* BEGIN *

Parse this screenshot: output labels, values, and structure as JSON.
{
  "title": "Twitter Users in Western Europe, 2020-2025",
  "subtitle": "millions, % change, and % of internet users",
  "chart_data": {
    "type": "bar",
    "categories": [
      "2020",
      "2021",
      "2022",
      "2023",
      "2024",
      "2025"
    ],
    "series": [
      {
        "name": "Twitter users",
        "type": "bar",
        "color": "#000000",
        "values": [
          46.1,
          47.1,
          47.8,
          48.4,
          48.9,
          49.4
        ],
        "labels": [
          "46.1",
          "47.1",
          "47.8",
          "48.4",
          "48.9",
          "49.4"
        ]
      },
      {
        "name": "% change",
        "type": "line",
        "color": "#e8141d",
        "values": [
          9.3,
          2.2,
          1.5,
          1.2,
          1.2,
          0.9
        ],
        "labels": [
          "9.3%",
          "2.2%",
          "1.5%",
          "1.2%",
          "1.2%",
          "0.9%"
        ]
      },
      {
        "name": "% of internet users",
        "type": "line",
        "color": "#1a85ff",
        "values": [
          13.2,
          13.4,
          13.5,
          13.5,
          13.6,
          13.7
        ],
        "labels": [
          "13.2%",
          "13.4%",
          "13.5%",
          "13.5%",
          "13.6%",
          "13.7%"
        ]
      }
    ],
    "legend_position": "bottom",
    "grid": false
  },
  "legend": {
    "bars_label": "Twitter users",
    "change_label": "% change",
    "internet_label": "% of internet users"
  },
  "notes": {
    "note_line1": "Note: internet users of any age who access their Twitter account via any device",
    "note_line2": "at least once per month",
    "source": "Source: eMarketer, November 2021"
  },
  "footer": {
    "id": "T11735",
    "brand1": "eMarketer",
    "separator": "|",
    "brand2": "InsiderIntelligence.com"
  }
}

* END *

What is being asked: Show every line in the records above that contains the word "name".

Written response:
        "name": "Twitter users",
        "name": "% change",
        "name": "% of internet users",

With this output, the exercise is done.